#### Required work:
The records below must be written out exactly, with every picture left behind.

Dataset records
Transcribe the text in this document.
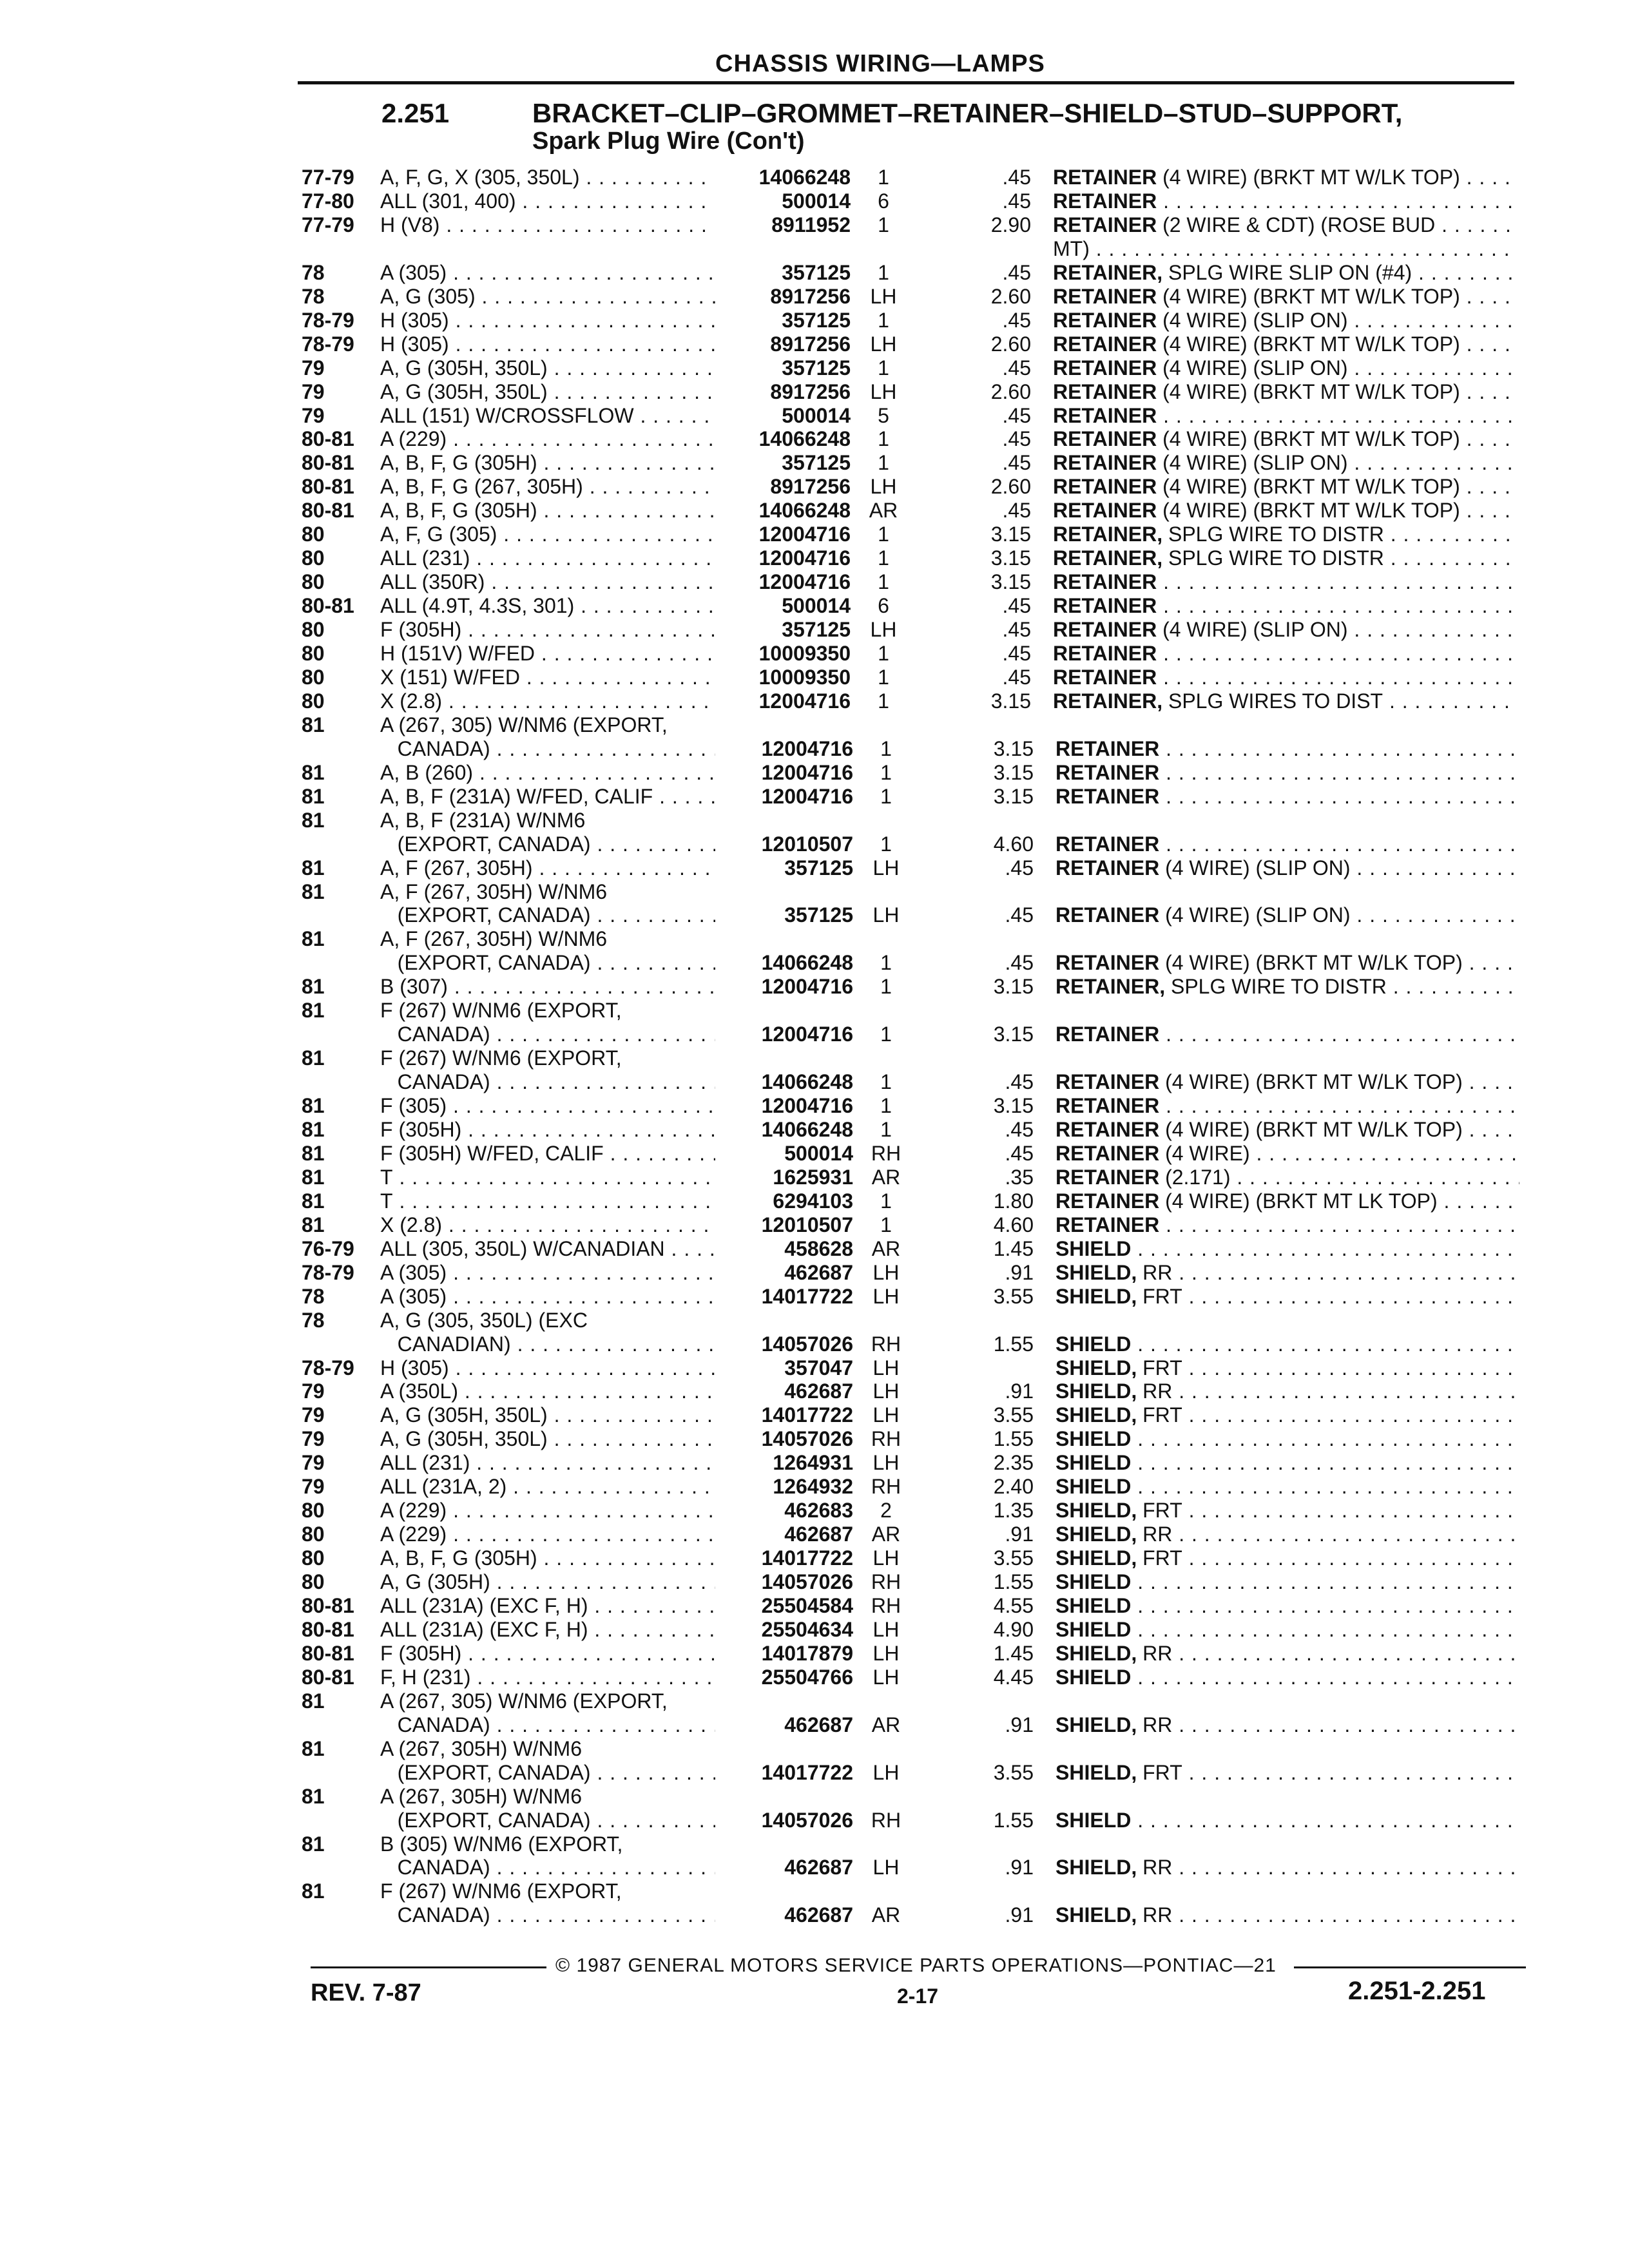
CHASSIS WIRING—LAMPS
2.251	BRACKET–CLIP–GROMMET–RETAINER–SHIELD–STUD–SUPPORT,
Spark Plug Wire (Con't)
77-79	A, F, G, X (305, 350L) . . .	14066248	1	.45 RETAINER (4 WIRE) (BRKT MT W/LK TOP) . . .
77-80	ALL (301, 400) . . .	500014	6	.45 RETAINER . . .
77-79	H (V8) . . .	8911952	1	2.90 RETAINER (2 WIRE & CDT) (ROSE BUD . . .
MT) . . .
78	A (305) . . .	357125	1	.45 RETAINER, SPLG WIRE SLIP ON (#4) . . .
78	A, G (305) . . .	8917256 LH	2.60 RETAINER (4 WIRE) (BRKT MT W/LK TOP) . . .
78-79	H (305) . . .	357125	1	.45 RETAINER (4 WIRE) (SLIP ON) . . .
78-79	H (305) . . .	8917256 LH	2.60 RETAINER (4 WIRE) (BRKT MT W/LK TOP) . . .
79	A, G (305H, 350L) . . .	357125	1	.45 RETAINER (4 WIRE) (SLIP ON) . . .
79	A, G (305H, 350L) . . .	8917256 LH	2.60 RETAINER (4 WIRE) (BRKT MT W/LK TOP) . . .
79	ALL (151) W/CROSSFLOW . . .	500014	5	.45 RETAINER . . .
80-81	A (229) . . .	14066248	1	.45 RETAINER (4 WIRE) (BRKT MT W/LK TOP) . . .
80-81	A, B, F, G (305H) . . .	357125	1	.45 RETAINER (4 WIRE) (SLIP ON) . . .
80-81	A, B, F, G (267, 305H) . . .	8917256 LH	2.60 RETAINER (4 WIRE) (BRKT MT W/LK TOP) . . .
80-81	A, B, F, G (305H) . . .	14066248 AR	.45 RETAINER (4 WIRE) (BRKT MT W/LK TOP) . . .
80	A, F, G (305) . . .	12004716	1	3.15 RETAINER, SPLG WIRE TO DISTR . . .
80	ALL (231) . . .	12004716	1	3.15 RETAINER, SPLG WIRE TO DISTR . . .
80	ALL (350R) . . .	12004716	1	3.15 RETAINER . . .
80-81	ALL (4.9T, 4.3S, 301) . . .	500014	6	.45 RETAINER . . .
80	F (305H) . . .	357125 LH	.45 RETAINER (4 WIRE) (SLIP ON) . . .
80	H (151V) W/FED . . .	10009350	1	.45 RETAINER . . .
80	X (151) W/FED . . .	10009350	1	.45 RETAINER . . .
80	X (2.8) . . .	12004716	1	3.15 RETAINER, SPLG WIRES TO DIST . . .
81	A (267, 305) W/NM6 (EXPORT,
CANADA) . . .	12004716	1	3.15 RETAINER . . .
81	A, B (260) . . .	12004716	1	3.15 RETAINER . . .
81	A, B, F (231A) W/FED, CALIF . . .	12004716	1	3.15 RETAINER . . .
81	A, B, F (231A) W/NM6
(EXPORT, CANADA) . . .	12010507	1	4.60 RETAINER . . .
81	A, F (267, 305H) . . .	357125 LH	.45 RETAINER (4 WIRE) (SLIP ON) . . .
81	A, F (267, 305H) W/NM6
(EXPORT, CANADA) . . .	357125 LH	.45 RETAINER (4 WIRE) (SLIP ON) . . .
81	A, F (267, 305H) W/NM6
(EXPORT, CANADA) . . .	14066248	1	.45 RETAINER (4 WIRE) (BRKT MT W/LK TOP) . . .
81	B (307) . . .	12004716	1	3.15 RETAINER, SPLG WIRE TO DISTR . . .
81	F (267) W/NM6 (EXPORT,
CANADA) . . .	12004716	1	3.15 RETAINER . . .
81	F (267) W/NM6 (EXPORT,
CANADA) . . .	14066248	1	.45 RETAINER (4 WIRE) (BRKT MT W/LK TOP) . . .
81	F (305) . . .	12004716	1	3.15 RETAINER . . .
81	F (305H) . . .	14066248	1	.45 RETAINER (4 WIRE) (BRKT MT W/LK TOP) . . .
81	F (305H) W/FED, CALIF . . .	500014 RH	.45 RETAINER (4 WIRE) . . .
81	T . . .	1625931 AR	.35 RETAINER (2.171) . . .
81	T . . .	6294103	1	1.80 RETAINER (4 WIRE) (BRKT MT LK TOP) . . .
81	X (2.8) . . .	12010507	1	4.60 RETAINER . . .
76-79	ALL (305, 350L) W/CANADIAN . . .	458628 AR	1.45 SHIELD . . .
78-79	A (305) . . .	462687 LH	.91 SHIELD, RR . . .
78	A (305) . . .	14017722 LH	3.55 SHIELD, FRT . . .
78	A, G (305, 350L) (EXC
CANADIAN) . . .	14057026 RH	1.55 SHIELD . . .
78-79	H (305) . . .	357047 LH	SHIELD, FRT . . .
79	A (350L) . . .	462687 LH	.91 SHIELD, RR . . .
79	A, G (305H, 350L) . . .	14017722 LH	3.55 SHIELD, FRT . . .
79	A, G (305H, 350L) . . .	14057026 RH	1.55 SHIELD . . .
79	ALL (231) . . .	1264931 LH	2.35 SHIELD . . .
79	ALL (231A, 2) . . .	1264932 RH	2.40 SHIELD . . .
80	A (229) . . .	462683	2	1.35 SHIELD, FRT . . .
80	A (229) . . .	462687 AR	.91 SHIELD, RR . . .
80	A, B, F, G (305H) . . .	14017722 LH	3.55 SHIELD, FRT . . .
80	A, G (305H) . . .	14057026 RH	1.55 SHIELD . . .
80-81	ALL (231A) (EXC F, H) . . .	25504584 RH	4.55 SHIELD . . .
80-81	ALL (231A) (EXC F, H) . . .	25504634 LH	4.90 SHIELD . . .
80-81	F (305H) . . .	14017879 LH	1.45 SHIELD, RR . . .
80-81	F, H (231) . . .	25504766 LH	4.45 SHIELD . . .
81	A (267, 305) W/NM6 (EXPORT,
CANADA) . . .	462687 AR	.91 SHIELD, RR . . .
81	A (267, 305H) W/NM6
(EXPORT, CANADA) . . .	14017722 LH	3.55 SHIELD, FRT . . .
81	A (267, 305H) W/NM6
(EXPORT, CANADA) . . .	14057026 RH	1.55 SHIELD . . .
81	B (305) W/NM6 (EXPORT,
CANADA) . . .	462687 LH	.91 SHIELD, RR . . .
81	F (267) W/NM6 (EXPORT,
CANADA) . . .	462687 AR	.91 SHIELD, RR . . .
© 1987 GENERAL MOTORS SERVICE PARTS OPERATIONS—PONTIAC—21
REV. 7-87	2-17	2.251-2.251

#### Final result:
Transcribe the text in this document.
CHASSIS WIRING—LAMPS
2.251	BRACKET–CLIP–GROMMET–RETAINER–SHIELD–STUD–SUPPORT,
Spark Plug Wire (Con't)
77-79	A, F, G, X (305, 350L) . . .	14066248	1	.45 RETAINER (4 WIRE) (BRKT MT W/LK TOP) . . .
77-80	ALL (301, 400) . . .	500014	6	.45 RETAINER . . .
77-79	H (V8) . . .	8911952	1	2.90 RETAINER (2 WIRE & CDT) (ROSE BUD . . .
MT) . . .
78	A (305) . . .	357125	1	.45 RETAINER, SPLG WIRE SLIP ON (#4) . . .
78	A, G (305) . . .	8917256 LH	2.60 RETAINER (4 WIRE) (BRKT MT W/LK TOP) . . .
78-79	H (305) . . .	357125	1	.45 RETAINER (4 WIRE) (SLIP ON) . . .
78-79	H (305) . . .	8917256 LH	2.60 RETAINER (4 WIRE) (BRKT MT W/LK TOP) . . .
79	A, G (305H, 350L) . . .	357125	1	.45 RETAINER (4 WIRE) (SLIP ON) . . .
79	A, G (305H, 350L) . . .	8917256 LH	2.60 RETAINER (4 WIRE) (BRKT MT W/LK TOP) . . .
79	ALL (151) W/CROSSFLOW . . .	500014	5	.45 RETAINER . . .
80-81	A (229) . . .	14066248	1	.45 RETAINER (4 WIRE) (BRKT MT W/LK TOP) . . .
80-81	A, B, F, G (305H) . . .	357125	1	.45 RETAINER (4 WIRE) (SLIP ON) . . .
80-81	A, B, F, G (267, 305H) . . .	8917256 LH	2.60 RETAINER (4 WIRE) (BRKT MT W/LK TOP) . . .
80-81	A, B, F, G (305H) . . .	14066248 AR	.45 RETAINER (4 WIRE) (BRKT MT W/LK TOP) . . .
80	A, F, G (305) . . .	12004716	1	3.15 RETAINER, SPLG WIRE TO DISTR . . .
80	ALL (231) . . .	12004716	1	3.15 RETAINER, SPLG WIRE TO DISTR . . .
80	ALL (350R) . . .	12004716	1	3.15 RETAINER . . .
80-81	ALL (4.9T, 4.3S, 301) . . .	500014	6	.45 RETAINER . . .
80	F (305H) . . .	357125 LH	.45 RETAINER (4 WIRE) (SLIP ON) . . .
80	H (151V) W/FED . . .	10009350	1	.45 RETAINER . . .
80	X (151) W/FED . . .	10009350	1	.45 RETAINER . . .
80	X (2.8) . . .	12004716	1	3.15 RETAINER, SPLG WIRES TO DIST . . .
81	A (267, 305) W/NM6 (EXPORT,
CANADA) . . .	12004716	1	3.15 RETAINER . . .
81	A, B (260) . . .	12004716	1	3.15 RETAINER . . .
81	A, B, F (231A) W/FED, CALIF . . .	12004716	1	3.15 RETAINER . . .
81	A, B, F (231A) W/NM6
(EXPORT, CANADA) . . .	12010507	1	4.60 RETAINER . . .
81	A, F (267, 305H) . . .	357125 LH	.45 RETAINER (4 WIRE) (SLIP ON) . . .
81	A, F (267, 305H) W/NM6
(EXPORT, CANADA) . . .	357125 LH	.45 RETAINER (4 WIRE) (SLIP ON) . . .
81	A, F (267, 305H) W/NM6
(EXPORT, CANADA) . . .	14066248	1	.45 RETAINER (4 WIRE) (BRKT MT W/LK TOP) . . .
81	B (307) . . .	12004716	1	3.15 RETAINER, SPLG WIRE TO DISTR . . .
81	F (267) W/NM6 (EXPORT,
CANADA) . . .	12004716	1	3.15 RETAINER . . .
81	F (267) W/NM6 (EXPORT,
CANADA) . . .	14066248	1	.45 RETAINER (4 WIRE) (BRKT MT W/LK TOP) . . .
81	F (305) . . .	12004716	1	3.15 RETAINER . . .
81	F (305H) . . .	14066248	1	.45 RETAINER (4 WIRE) (BRKT MT W/LK TOP) . . .
81	F (305H) W/FED, CALIF . . .	500014 RH	.45 RETAINER (4 WIRE) . . .
81	T . . .	1625931 AR	.35 RETAINER (2.171) . . .
81	T . . .	6294103	1	1.80 RETAINER (4 WIRE) (BRKT MT LK TOP) . . .
81	X (2.8) . . .	12010507	1	4.60 RETAINER . . .
76-79	ALL (305, 350L) W/CANADIAN . . .	458628 AR	1.45 SHIELD . . .
78-79	A (305) . . .	462687 LH	.91 SHIELD, RR . . .
78	A (305) . . .	14017722 LH	3.55 SHIELD, FRT . . .
78	A, G (305, 350L) (EXC
CANADIAN) . . .	14057026 RH	1.55 SHIELD . . .
78-79	H (305) . . .	357047 LH	SHIELD, FRT . . .
79	A (350L) . . .	462687 LH	.91 SHIELD, RR . . .
79	A, G (305H, 350L) . . .	14017722 LH	3.55 SHIELD, FRT . . .
79	A, G (305H, 350L) . . .	14057026 RH	1.55 SHIELD . . .
79	ALL (231) . . .	1264931 LH	2.35 SHIELD . . .
79	ALL (231A, 2) . . .	1264932 RH	2.40 SHIELD . . .
80	A (229) . . .	462683	2	1.35 SHIELD, FRT . . .
80	A (229) . . .	462687 AR	.91 SHIELD, RR . . .
80	A, B, F, G (305H) . . .	14017722 LH	3.55 SHIELD, FRT . . .
80	A, G (305H) . . .	14057026 RH	1.55 SHIELD . . .
80-81	ALL (231A) (EXC F, H) . . .	25504584 RH	4.55 SHIELD . . .
80-81	ALL (231A) (EXC F, H) . . .	25504634 LH	4.90 SHIELD . . .
80-81	F (305H) . . .	14017879 LH	1.45 SHIELD, RR . . .
80-81	F, H (231) . . .	25504766 LH	4.45 SHIELD . . .
81	A (267, 305) W/NM6 (EXPORT,
CANADA) . . .	462687 AR	.91 SHIELD, RR . . .
81	A (267, 305H) W/NM6
(EXPORT, CANADA) . . .	14017722 LH	3.55 SHIELD, FRT . . .
81	A (267, 305H) W/NM6
(EXPORT, CANADA) . . .	14057026 RH	1.55 SHIELD . . .
81	B (305) W/NM6 (EXPORT,
CANADA) . . .	462687 LH	.91 SHIELD, RR . . .
81	F (267) W/NM6 (EXPORT,
CANADA) . . .	462687 AR	.91 SHIELD, RR . . .
© 1987 GENERAL MOTORS SERVICE PARTS OPERATIONS—PONTIAC—21
REV. 7-87	2-17	2.251-2.251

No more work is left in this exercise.